State how many lines in the entries below contain "type". Write nothing but the number.

═════ SUPPLIED MATERIAL ═════

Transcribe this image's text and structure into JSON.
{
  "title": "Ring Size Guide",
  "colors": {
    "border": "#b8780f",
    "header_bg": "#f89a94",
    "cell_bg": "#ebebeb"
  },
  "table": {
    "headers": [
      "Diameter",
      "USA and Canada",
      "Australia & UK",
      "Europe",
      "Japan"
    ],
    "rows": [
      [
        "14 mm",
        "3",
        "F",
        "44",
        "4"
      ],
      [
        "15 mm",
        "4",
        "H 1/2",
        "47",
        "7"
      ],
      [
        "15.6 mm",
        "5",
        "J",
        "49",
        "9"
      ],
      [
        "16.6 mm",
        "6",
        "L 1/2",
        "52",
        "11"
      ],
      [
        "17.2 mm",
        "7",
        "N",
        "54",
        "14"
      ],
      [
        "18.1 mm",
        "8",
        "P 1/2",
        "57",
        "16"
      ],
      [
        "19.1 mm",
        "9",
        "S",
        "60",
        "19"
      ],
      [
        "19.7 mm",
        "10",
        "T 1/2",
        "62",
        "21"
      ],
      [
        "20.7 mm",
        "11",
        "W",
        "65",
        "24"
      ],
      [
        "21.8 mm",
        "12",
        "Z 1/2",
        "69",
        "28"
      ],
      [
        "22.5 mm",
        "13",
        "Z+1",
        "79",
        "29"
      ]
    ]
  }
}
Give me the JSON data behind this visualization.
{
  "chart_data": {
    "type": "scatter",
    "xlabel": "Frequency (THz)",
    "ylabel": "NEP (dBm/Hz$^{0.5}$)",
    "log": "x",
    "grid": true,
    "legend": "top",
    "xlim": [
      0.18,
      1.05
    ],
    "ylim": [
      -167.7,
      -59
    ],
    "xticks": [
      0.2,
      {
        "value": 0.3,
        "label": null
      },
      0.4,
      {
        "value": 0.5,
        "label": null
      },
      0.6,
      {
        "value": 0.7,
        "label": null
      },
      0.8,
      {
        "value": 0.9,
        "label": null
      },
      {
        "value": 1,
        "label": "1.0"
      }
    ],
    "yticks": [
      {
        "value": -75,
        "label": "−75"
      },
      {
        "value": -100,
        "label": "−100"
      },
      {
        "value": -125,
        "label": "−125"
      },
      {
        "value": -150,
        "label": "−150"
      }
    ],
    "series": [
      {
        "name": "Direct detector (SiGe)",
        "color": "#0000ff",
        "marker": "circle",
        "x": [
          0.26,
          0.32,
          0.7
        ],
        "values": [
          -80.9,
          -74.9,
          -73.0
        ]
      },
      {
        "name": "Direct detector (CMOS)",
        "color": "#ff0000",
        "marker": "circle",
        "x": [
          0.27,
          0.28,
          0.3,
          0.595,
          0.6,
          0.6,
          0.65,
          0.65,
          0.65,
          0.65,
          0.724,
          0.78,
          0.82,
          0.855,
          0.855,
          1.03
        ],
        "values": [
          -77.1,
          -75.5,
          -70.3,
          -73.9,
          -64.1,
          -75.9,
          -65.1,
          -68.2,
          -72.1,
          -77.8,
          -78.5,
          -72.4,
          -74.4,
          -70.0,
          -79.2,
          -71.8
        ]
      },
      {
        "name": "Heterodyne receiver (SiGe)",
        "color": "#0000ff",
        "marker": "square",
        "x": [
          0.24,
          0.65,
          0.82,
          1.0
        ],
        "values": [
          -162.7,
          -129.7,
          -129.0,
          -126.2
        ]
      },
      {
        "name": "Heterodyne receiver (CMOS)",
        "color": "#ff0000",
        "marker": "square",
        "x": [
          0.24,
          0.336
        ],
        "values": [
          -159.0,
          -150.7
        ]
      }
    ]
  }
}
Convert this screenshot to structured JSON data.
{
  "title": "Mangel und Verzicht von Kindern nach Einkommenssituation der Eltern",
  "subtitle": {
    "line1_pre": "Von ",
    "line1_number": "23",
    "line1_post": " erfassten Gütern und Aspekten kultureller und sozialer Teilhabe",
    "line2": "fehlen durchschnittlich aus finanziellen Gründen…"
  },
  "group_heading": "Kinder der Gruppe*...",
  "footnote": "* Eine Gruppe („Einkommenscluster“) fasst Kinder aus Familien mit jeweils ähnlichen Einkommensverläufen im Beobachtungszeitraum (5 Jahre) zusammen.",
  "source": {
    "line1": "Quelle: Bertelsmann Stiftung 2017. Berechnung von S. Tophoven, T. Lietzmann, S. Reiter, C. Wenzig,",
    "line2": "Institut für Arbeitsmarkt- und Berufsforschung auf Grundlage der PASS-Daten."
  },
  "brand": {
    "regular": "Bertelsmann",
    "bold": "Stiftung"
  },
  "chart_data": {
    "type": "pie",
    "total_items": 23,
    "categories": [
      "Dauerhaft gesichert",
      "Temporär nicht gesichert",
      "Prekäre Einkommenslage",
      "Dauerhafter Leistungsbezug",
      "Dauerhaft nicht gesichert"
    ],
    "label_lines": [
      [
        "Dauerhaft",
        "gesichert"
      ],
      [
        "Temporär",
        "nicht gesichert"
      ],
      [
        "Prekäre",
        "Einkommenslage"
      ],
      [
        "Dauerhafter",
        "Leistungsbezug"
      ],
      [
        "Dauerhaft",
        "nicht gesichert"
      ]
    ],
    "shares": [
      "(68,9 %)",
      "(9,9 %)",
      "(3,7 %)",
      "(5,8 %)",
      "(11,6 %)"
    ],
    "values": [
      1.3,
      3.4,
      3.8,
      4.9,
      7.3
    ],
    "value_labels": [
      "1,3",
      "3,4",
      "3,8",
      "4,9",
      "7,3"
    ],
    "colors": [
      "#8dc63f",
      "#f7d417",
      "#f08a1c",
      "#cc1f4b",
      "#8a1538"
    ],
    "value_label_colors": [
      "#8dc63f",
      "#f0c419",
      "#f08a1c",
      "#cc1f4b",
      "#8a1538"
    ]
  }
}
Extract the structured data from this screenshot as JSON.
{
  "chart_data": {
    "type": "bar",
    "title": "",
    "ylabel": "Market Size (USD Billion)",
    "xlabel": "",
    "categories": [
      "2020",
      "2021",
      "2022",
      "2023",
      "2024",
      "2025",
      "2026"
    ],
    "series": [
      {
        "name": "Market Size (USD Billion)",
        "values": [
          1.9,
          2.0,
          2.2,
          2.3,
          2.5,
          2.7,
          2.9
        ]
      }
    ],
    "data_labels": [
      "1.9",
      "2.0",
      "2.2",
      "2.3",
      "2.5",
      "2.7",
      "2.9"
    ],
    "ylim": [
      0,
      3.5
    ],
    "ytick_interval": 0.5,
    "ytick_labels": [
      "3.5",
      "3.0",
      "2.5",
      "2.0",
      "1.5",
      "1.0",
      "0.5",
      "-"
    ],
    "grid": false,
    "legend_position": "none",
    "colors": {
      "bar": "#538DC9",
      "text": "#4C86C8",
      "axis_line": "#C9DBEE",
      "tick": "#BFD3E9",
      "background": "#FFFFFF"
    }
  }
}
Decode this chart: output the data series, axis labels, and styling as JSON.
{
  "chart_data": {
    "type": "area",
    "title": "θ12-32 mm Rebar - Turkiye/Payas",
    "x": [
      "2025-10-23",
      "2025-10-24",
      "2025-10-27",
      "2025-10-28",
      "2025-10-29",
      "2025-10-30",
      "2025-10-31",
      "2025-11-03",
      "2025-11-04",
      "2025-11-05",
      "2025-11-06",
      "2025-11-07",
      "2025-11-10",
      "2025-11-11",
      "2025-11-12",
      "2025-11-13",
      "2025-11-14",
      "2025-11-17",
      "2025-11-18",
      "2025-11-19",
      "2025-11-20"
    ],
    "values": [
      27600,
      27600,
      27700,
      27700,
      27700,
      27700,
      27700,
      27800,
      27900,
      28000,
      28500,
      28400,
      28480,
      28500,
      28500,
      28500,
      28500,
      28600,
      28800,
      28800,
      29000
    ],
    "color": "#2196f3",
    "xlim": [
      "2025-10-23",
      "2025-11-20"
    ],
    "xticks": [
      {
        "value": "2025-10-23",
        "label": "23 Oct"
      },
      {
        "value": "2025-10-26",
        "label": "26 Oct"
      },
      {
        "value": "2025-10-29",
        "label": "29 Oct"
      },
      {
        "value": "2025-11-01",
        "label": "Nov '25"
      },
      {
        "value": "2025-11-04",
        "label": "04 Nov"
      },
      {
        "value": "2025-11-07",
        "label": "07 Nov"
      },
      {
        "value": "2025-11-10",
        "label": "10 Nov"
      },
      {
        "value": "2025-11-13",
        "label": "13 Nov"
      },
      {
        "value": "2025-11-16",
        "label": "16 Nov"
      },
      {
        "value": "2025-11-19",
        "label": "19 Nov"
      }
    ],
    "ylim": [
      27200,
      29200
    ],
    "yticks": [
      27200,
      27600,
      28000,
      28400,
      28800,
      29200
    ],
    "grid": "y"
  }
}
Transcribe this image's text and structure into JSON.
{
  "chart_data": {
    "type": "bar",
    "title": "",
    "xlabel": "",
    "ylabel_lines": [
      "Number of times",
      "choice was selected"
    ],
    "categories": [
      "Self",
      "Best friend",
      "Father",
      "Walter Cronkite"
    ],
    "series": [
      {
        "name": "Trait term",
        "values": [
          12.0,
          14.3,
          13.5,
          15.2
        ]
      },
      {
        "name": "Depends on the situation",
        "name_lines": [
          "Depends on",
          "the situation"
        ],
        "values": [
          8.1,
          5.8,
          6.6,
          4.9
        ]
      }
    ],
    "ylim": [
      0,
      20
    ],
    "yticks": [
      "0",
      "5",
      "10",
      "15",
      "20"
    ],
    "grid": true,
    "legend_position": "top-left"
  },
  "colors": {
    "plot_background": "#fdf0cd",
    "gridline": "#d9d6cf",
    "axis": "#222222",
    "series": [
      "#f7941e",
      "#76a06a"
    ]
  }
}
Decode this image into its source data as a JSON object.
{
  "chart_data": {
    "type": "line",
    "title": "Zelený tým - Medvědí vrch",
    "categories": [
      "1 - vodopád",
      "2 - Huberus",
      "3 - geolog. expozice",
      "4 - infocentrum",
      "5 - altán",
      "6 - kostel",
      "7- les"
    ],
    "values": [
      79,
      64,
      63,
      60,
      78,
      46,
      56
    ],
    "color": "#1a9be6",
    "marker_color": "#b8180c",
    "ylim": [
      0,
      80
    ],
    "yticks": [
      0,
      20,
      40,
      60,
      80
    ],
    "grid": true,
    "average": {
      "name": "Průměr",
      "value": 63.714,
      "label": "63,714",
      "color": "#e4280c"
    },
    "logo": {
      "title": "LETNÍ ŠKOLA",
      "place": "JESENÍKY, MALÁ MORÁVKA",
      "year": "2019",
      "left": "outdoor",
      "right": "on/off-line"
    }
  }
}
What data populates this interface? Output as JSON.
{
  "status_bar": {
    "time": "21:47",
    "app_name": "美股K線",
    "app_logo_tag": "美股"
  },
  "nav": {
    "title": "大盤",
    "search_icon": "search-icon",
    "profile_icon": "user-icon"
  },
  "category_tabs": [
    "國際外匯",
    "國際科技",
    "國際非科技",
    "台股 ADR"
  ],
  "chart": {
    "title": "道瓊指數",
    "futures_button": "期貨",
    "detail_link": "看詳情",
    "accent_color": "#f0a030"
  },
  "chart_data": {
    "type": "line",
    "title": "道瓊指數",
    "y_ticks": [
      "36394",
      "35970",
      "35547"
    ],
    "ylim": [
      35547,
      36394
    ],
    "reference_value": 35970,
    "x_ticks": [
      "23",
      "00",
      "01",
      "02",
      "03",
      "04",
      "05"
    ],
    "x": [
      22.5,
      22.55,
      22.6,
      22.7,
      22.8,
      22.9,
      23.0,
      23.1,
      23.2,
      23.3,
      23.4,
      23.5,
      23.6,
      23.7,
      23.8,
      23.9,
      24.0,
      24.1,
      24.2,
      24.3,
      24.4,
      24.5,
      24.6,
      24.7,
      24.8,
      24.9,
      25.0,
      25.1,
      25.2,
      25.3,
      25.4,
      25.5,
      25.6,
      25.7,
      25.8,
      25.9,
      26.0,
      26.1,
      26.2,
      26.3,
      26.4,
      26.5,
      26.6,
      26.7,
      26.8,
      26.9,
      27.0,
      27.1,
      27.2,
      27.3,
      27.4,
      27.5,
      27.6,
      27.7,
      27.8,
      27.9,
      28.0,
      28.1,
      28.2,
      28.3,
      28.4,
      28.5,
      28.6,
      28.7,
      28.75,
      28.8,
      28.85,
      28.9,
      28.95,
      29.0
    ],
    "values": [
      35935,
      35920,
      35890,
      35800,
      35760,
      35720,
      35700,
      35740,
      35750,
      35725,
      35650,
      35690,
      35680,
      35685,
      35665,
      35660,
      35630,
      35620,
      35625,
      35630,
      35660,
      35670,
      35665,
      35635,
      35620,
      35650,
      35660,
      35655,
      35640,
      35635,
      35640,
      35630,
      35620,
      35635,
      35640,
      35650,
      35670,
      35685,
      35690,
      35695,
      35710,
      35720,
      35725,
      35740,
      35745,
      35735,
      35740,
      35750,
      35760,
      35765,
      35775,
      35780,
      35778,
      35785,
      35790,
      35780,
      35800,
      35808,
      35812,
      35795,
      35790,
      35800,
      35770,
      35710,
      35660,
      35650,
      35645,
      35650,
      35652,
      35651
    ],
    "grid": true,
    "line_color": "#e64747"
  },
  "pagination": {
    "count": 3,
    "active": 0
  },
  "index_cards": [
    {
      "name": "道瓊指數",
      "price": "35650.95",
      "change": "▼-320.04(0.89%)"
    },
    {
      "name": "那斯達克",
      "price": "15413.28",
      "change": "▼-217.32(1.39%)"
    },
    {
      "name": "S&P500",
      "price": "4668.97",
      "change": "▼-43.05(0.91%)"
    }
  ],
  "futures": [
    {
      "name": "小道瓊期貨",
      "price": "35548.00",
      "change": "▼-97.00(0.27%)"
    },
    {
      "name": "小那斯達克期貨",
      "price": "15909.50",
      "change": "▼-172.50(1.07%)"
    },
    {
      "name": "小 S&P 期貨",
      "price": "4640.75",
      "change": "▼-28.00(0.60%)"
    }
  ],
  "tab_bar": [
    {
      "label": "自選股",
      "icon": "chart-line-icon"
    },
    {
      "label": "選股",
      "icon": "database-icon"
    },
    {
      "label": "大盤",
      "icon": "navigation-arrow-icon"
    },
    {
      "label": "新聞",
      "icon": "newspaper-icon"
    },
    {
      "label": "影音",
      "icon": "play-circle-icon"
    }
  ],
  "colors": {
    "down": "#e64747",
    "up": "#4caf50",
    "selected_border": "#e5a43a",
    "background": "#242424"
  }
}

═════

TASK RESPONSE | 7